■ SET TASK ■
Only the number is needed: how many lines contain the word "have"?

•••••

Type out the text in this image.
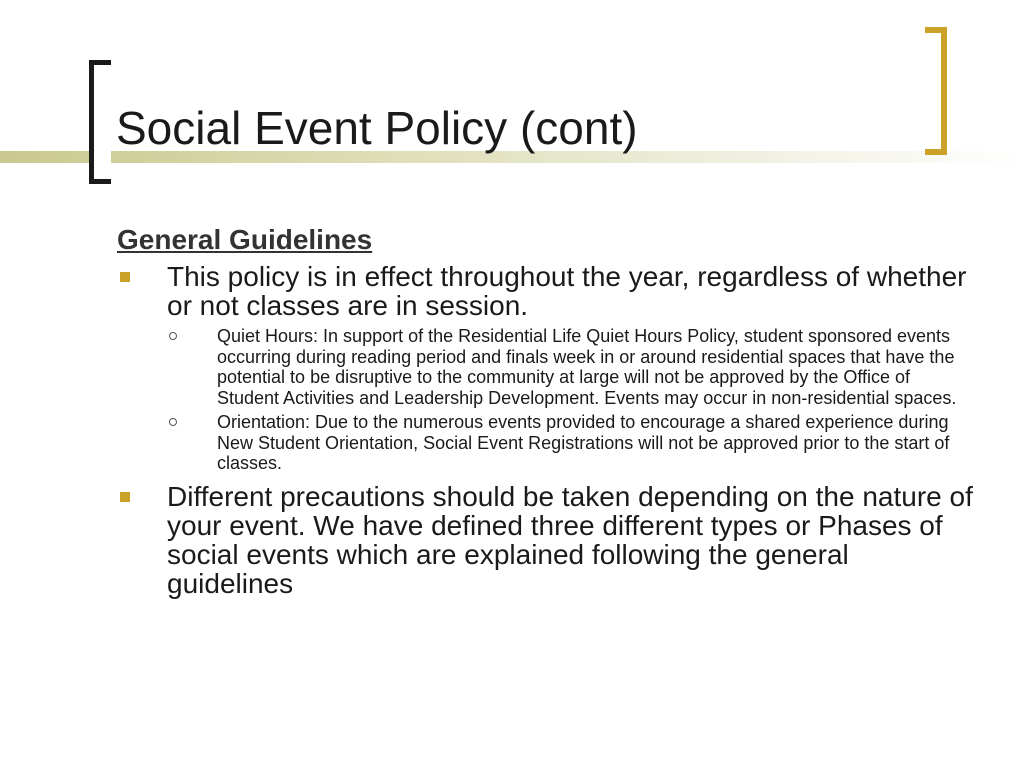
Social Event Policy (cont)
General Guidelines
This policy is in effect throughout the year, regardless of whether or not classes are in session.
Quiet Hours: In support of the Residential Life Quiet Hours Policy, student sponsored events occurring during reading period and finals week in or around residential spaces that have the potential to be disruptive to the community at large will not be approved by the Office of Student Activities and Leadership Development. Events may occur in non-residential spaces.
Orientation: Due to the numerous events provided to encourage a shared experience during New Student Orientation, Social Event Registrations will not be approved prior to the start of classes.
Different precautions should be taken depending on the nature of your event. We have defined three different types or Phases of social events which are explained following the general guidelines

•••••

■ SOLUTION FOR THIS EXERCISE ■
2